_ACTION ITEM_
Copy each line of the following material that has the string "Google".

Top of INPUT

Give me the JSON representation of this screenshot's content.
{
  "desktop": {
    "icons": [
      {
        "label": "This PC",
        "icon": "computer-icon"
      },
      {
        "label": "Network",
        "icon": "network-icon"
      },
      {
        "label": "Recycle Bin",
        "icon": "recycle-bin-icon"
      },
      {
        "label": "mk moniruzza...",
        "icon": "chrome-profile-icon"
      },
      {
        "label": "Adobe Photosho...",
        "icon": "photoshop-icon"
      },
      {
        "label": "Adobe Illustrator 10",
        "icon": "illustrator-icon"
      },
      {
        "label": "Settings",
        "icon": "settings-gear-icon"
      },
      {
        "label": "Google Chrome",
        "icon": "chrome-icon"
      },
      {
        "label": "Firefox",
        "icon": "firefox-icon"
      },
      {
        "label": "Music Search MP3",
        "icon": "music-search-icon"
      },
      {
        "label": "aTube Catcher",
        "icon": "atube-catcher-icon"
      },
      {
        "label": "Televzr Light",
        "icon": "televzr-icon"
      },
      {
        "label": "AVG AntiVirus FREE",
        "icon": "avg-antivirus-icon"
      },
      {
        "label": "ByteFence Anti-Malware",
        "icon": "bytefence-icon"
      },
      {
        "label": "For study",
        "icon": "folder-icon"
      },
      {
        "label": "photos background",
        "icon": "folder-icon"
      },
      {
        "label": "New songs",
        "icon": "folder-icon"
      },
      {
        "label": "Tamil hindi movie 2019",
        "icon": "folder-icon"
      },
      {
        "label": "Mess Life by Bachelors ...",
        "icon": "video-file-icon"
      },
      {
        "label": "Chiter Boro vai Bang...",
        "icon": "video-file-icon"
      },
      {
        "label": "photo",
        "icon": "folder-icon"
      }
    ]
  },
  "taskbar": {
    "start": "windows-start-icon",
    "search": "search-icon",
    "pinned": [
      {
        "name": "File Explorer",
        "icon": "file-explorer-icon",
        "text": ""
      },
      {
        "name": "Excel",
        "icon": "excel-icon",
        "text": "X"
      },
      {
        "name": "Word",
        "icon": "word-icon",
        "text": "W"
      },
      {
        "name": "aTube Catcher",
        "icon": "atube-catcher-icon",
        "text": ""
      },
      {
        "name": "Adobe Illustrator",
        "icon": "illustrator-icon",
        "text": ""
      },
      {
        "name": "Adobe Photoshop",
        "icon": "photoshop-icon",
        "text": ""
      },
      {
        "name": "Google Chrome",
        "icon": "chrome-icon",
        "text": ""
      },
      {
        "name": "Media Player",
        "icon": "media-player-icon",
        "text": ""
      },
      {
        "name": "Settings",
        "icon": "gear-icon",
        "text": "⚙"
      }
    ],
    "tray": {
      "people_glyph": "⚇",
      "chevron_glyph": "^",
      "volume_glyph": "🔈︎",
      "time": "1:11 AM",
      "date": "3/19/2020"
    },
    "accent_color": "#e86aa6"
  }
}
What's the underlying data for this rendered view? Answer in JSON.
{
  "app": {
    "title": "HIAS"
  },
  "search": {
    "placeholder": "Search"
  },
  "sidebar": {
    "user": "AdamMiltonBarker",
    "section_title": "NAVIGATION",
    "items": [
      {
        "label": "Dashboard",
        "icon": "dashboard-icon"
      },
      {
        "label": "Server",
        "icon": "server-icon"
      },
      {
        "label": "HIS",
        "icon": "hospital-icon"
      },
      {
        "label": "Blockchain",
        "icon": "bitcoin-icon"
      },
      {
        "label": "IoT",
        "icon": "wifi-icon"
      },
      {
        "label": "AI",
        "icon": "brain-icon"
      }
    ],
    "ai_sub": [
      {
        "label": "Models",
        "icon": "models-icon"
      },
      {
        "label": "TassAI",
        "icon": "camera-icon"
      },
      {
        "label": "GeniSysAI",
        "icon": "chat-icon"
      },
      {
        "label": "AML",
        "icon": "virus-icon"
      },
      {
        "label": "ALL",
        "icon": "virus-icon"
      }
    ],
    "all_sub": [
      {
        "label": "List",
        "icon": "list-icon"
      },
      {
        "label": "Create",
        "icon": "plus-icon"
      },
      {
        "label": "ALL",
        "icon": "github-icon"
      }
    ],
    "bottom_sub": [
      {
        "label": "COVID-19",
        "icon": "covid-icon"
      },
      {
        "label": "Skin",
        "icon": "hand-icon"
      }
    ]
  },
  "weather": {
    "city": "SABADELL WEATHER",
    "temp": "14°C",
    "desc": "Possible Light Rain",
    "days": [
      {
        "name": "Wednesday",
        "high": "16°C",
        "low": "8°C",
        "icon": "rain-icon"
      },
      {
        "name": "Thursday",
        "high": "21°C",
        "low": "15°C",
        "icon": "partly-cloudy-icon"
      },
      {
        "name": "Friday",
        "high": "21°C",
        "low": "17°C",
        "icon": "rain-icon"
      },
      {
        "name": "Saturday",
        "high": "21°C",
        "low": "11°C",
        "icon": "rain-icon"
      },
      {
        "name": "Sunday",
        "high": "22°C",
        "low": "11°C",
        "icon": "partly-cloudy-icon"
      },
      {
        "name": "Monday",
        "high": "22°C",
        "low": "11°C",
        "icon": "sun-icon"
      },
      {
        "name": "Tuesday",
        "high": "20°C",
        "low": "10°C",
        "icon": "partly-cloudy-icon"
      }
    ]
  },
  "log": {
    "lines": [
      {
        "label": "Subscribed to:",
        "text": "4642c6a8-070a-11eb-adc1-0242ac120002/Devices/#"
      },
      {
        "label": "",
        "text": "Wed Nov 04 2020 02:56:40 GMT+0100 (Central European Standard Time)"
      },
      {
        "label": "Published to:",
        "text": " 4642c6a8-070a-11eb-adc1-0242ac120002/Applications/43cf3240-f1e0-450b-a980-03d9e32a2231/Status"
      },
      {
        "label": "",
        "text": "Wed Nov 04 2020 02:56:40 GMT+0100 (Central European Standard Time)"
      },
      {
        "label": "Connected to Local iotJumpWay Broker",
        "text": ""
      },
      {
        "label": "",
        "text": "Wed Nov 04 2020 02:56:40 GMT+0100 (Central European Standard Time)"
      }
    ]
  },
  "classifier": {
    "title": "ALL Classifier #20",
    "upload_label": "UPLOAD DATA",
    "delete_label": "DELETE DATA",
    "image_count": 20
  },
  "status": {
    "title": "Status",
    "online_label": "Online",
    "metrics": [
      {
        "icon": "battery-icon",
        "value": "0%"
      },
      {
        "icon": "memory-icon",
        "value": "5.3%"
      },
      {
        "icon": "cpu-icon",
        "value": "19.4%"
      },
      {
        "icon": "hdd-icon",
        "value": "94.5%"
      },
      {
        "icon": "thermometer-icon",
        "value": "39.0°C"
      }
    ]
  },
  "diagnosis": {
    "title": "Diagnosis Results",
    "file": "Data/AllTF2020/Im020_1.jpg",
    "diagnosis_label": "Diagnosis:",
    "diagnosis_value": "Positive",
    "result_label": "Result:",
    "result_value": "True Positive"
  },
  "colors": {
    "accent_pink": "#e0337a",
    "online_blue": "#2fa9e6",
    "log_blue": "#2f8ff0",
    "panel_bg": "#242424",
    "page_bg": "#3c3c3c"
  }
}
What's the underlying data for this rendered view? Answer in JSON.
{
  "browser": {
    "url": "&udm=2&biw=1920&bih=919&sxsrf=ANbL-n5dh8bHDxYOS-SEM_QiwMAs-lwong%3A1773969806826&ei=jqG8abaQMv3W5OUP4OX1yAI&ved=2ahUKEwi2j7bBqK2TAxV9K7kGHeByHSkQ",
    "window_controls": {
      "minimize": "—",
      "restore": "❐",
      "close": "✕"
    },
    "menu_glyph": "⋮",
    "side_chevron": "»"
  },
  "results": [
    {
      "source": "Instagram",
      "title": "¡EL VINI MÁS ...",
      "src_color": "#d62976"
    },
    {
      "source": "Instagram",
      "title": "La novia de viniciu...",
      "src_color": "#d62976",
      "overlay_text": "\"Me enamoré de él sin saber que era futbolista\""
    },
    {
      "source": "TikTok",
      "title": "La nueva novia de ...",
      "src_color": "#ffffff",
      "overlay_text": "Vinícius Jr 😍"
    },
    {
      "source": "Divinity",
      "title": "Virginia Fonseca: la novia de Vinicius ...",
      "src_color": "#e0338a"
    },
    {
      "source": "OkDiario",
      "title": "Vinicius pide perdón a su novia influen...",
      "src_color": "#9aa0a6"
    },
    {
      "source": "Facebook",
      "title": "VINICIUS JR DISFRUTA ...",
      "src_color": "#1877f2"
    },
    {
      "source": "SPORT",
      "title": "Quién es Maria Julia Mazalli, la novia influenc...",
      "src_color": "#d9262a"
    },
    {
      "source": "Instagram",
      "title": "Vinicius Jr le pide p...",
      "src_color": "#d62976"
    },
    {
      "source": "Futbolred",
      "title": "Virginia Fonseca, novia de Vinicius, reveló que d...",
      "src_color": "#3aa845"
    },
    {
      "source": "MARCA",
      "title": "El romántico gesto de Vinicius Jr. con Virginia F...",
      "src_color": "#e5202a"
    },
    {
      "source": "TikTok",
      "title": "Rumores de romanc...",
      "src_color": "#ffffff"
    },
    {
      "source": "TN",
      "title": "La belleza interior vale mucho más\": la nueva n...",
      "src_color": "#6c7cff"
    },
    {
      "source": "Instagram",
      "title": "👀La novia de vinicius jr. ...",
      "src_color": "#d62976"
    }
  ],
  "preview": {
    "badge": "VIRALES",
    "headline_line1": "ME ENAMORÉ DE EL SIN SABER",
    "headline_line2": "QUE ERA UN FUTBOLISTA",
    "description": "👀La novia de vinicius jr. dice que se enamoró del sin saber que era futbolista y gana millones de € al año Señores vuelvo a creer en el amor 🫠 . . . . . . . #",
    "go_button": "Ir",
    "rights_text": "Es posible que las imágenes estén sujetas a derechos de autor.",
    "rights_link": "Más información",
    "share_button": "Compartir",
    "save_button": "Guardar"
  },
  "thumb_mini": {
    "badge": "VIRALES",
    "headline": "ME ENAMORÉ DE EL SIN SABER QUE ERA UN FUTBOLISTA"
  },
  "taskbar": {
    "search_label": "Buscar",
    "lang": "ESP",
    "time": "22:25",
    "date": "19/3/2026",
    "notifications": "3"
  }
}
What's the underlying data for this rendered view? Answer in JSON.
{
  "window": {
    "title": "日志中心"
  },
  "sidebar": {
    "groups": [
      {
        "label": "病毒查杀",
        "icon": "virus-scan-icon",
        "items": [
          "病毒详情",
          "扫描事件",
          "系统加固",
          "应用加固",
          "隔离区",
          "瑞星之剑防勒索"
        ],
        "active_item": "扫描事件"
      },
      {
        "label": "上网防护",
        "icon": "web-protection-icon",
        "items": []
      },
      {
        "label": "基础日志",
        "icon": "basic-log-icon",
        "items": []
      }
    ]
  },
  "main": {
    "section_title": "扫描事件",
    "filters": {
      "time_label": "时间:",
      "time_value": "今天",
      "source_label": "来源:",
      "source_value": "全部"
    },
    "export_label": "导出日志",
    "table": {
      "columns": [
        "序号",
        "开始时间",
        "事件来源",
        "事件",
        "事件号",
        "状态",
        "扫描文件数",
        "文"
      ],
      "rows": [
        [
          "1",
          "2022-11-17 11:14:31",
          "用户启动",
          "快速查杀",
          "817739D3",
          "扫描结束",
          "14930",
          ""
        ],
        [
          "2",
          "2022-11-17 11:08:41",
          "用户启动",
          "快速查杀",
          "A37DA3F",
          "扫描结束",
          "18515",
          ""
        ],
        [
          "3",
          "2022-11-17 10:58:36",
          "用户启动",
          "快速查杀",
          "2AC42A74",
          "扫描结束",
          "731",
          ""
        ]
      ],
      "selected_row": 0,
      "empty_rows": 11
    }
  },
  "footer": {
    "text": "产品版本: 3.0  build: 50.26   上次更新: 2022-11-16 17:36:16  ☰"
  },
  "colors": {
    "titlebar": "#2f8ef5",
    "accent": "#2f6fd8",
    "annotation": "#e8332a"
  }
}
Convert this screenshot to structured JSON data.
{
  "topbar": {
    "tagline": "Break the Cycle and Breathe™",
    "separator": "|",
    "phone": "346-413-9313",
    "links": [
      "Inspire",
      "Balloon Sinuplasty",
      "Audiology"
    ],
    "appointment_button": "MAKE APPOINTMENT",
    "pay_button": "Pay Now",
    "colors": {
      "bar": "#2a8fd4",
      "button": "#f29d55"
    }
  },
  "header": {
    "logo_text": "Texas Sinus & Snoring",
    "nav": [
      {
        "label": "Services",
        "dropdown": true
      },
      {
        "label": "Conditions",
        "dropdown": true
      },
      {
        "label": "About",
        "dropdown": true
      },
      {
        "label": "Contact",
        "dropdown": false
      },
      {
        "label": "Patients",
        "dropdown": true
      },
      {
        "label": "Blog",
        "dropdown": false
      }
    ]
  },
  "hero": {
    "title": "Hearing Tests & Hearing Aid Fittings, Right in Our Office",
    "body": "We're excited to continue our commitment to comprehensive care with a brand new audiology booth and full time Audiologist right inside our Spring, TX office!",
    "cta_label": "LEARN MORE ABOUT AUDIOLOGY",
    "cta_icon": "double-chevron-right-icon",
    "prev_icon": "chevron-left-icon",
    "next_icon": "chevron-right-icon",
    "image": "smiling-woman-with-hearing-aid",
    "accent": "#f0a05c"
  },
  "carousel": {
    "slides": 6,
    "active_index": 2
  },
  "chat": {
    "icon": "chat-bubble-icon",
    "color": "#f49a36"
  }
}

Bottom of INPUT

_EXERCISE RESULT_
        "label": "Google Chrome",
        "name": "Google Chrome",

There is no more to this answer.